TEXT PROVIDED:
# # # # # # #

Asset owners can do a lot to advance blended finance. Here are the three most important things – they should deliver on this proactively.

In our first article in this series about blended finance we used the analogy of a symphony: a drumbeat does not suffice, we also need horns, woodwinds, violins – every instrument making a unique contribution. Blended finance also requires an ‘orchestra’ with different people making contributions only they can make and there we also need more ‘musicians’ to get up on the bandstand and join in the playing.

In that first article we discussed governments’ role in blended finance. Another key group of ‘musicians’ that needs to get up is the asset owners – pension funds, insurers and sovereign wealth funds. Mobilizing finance to address societal challenges requires involvement of asset owners, because it’s the only way to reach the necessary scale.

While many asset owners want to invest in a way that contributes to solving societal problems, they also have specific investment requirements that need to be met. This is where blended finance comes in – it can derisk investments, or enhance their return, or both at the same time. It ensures asset owners invest in sustainable outcomes and meet investment criteria at the same time. It makes the uninvestable investable.

# # # # # # #

GIVEN ENTRIES:
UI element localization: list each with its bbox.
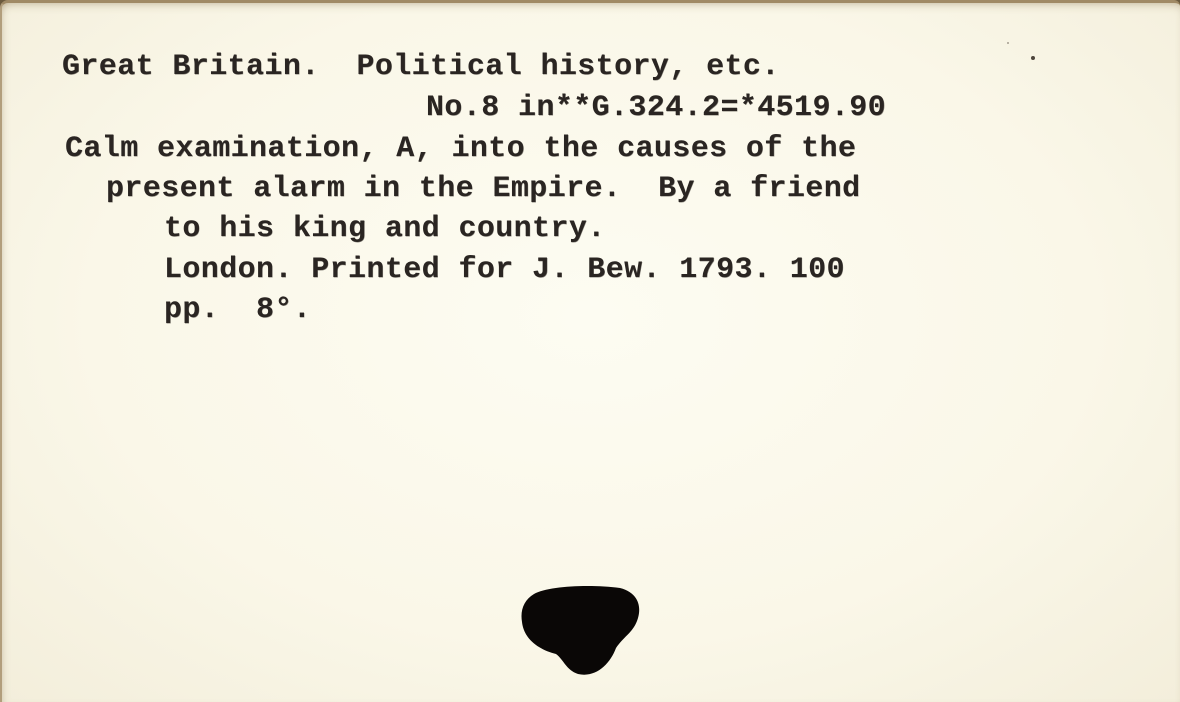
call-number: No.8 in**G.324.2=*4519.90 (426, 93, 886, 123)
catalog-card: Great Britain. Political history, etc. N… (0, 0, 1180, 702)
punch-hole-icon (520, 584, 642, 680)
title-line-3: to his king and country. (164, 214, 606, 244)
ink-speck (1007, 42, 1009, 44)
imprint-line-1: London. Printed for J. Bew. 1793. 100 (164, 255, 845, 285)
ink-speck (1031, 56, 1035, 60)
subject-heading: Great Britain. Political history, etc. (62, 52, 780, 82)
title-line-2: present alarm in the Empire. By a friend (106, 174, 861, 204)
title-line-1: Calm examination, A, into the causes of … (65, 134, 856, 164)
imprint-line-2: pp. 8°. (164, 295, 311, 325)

# # # # # # #

WRITTEN EXERCISE:
Quote the blended finance text word for word, everything from "In that first" down to "the uninvestable investable.". The lines come from a separate source.

EXERCISE OUTPUT:
In that first article we discussed governments’ role in blended finance. Another key group of ‘musicians’ that needs to get up is the asset owners – pension funds, insurers and sovereign wealth funds. Mobilizing finance to address societal challenges requires involvement of asset owners, because it’s the only way to reach the necessary scale.

While many asset owners want to invest in a way that contributes to solving societal problems, they also have specific investment requirements that need to be met. This is where blended finance comes in – it can derisk investments, or enhance their return, or both at the same time. It ensures asset owners invest in sustainable outcomes and meet investment criteria at the same time. It makes the uninvestable investable.